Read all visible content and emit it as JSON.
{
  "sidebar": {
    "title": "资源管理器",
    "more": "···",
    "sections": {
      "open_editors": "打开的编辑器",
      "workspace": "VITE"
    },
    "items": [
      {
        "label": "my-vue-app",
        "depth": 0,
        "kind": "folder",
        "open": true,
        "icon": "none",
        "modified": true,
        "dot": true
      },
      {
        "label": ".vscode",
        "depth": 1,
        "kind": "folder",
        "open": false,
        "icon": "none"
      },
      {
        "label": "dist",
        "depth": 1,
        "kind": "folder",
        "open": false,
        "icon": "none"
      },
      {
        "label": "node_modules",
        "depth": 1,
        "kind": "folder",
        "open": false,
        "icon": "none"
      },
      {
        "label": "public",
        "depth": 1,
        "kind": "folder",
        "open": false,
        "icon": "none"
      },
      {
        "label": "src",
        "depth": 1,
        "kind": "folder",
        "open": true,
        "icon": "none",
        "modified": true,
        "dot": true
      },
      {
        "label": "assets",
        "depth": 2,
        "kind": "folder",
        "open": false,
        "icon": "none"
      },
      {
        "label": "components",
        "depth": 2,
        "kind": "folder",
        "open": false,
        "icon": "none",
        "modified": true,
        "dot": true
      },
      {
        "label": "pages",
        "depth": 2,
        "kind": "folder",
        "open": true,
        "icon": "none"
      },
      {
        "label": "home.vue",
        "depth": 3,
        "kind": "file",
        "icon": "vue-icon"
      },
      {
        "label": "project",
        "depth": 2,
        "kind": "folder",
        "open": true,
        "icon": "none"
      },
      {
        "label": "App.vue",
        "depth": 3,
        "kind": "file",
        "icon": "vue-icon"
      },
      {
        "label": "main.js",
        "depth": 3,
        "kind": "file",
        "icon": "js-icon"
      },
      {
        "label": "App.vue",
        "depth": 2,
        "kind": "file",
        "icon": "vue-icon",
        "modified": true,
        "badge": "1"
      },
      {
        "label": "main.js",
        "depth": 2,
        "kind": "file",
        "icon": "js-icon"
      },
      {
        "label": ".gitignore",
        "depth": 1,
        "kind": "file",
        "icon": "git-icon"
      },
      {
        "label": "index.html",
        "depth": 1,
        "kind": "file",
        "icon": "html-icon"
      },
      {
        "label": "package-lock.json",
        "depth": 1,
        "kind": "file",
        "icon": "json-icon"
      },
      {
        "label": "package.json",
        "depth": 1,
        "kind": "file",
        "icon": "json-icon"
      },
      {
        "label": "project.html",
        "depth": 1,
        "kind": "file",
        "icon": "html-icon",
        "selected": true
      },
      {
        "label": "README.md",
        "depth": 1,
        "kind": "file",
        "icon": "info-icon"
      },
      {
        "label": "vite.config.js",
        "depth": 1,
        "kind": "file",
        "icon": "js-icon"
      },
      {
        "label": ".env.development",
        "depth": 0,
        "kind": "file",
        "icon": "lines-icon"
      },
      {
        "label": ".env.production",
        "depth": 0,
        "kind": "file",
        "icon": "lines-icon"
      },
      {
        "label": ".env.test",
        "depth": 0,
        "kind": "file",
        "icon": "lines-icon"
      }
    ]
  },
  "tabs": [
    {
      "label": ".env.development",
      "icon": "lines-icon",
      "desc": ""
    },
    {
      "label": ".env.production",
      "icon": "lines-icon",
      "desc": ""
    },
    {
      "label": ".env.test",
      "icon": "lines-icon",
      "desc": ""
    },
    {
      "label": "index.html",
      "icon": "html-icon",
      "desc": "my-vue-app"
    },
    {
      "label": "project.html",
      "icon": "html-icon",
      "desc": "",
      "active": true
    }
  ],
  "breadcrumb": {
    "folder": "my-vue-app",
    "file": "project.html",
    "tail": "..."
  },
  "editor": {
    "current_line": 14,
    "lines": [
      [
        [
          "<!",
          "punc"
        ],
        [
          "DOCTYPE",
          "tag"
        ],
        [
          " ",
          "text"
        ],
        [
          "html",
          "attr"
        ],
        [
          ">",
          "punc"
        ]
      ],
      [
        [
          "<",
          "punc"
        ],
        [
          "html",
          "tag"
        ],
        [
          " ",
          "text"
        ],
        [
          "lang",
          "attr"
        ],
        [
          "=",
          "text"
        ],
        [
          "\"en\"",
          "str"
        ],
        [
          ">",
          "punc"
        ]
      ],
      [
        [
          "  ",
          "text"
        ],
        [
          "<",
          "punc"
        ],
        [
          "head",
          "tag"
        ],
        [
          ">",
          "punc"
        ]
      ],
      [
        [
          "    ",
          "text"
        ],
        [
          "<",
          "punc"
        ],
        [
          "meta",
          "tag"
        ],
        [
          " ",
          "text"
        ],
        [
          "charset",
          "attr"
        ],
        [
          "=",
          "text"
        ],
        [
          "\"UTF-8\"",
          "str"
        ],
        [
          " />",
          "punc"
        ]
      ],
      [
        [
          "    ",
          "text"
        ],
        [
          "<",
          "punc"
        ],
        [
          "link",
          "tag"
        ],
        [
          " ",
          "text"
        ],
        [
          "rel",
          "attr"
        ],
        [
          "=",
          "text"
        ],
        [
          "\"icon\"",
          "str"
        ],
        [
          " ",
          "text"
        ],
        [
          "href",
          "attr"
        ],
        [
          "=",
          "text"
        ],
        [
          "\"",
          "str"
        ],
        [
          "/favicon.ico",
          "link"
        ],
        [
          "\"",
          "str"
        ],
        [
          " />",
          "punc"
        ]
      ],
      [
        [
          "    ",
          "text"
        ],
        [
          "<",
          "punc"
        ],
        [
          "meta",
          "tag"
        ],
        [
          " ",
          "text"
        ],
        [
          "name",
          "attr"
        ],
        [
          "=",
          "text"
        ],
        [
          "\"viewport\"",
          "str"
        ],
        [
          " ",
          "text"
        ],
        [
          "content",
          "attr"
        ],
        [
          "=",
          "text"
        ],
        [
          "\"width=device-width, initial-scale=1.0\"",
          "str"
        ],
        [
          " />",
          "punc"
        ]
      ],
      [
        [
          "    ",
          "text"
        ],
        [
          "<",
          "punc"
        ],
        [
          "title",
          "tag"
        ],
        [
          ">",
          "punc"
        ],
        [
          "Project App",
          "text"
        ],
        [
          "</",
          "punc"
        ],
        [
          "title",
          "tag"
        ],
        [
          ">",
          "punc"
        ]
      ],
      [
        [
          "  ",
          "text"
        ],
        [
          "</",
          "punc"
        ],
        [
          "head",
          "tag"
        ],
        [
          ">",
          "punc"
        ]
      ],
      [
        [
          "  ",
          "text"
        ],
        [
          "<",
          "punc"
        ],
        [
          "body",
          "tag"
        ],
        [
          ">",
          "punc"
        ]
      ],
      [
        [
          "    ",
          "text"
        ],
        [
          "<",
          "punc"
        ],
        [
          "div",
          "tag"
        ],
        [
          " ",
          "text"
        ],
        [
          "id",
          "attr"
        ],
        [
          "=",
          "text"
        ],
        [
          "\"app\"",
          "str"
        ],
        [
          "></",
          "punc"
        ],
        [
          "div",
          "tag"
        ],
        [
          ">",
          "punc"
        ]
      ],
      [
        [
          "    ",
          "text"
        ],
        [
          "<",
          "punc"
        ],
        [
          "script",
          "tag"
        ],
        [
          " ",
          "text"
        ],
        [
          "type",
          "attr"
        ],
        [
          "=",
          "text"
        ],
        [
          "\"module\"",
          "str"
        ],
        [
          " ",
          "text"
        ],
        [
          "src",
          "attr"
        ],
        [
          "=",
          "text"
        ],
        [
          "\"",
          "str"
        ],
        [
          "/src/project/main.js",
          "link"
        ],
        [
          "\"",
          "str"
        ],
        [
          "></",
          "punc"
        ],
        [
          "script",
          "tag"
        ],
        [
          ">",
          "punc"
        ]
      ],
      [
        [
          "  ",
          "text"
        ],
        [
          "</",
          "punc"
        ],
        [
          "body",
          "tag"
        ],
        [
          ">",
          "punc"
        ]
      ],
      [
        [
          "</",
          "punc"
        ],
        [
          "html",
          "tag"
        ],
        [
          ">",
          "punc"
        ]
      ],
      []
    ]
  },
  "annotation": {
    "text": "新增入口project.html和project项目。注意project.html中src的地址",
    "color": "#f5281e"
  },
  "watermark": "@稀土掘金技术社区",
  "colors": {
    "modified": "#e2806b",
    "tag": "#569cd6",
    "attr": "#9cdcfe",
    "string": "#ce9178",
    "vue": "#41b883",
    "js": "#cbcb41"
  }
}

◆ STATED TASK ◆
Locate all lines that include the word "development" and copy them out.

◆ ANSWER IN FULL ◆
        "label": ".env.development",
      "label": ".env.development",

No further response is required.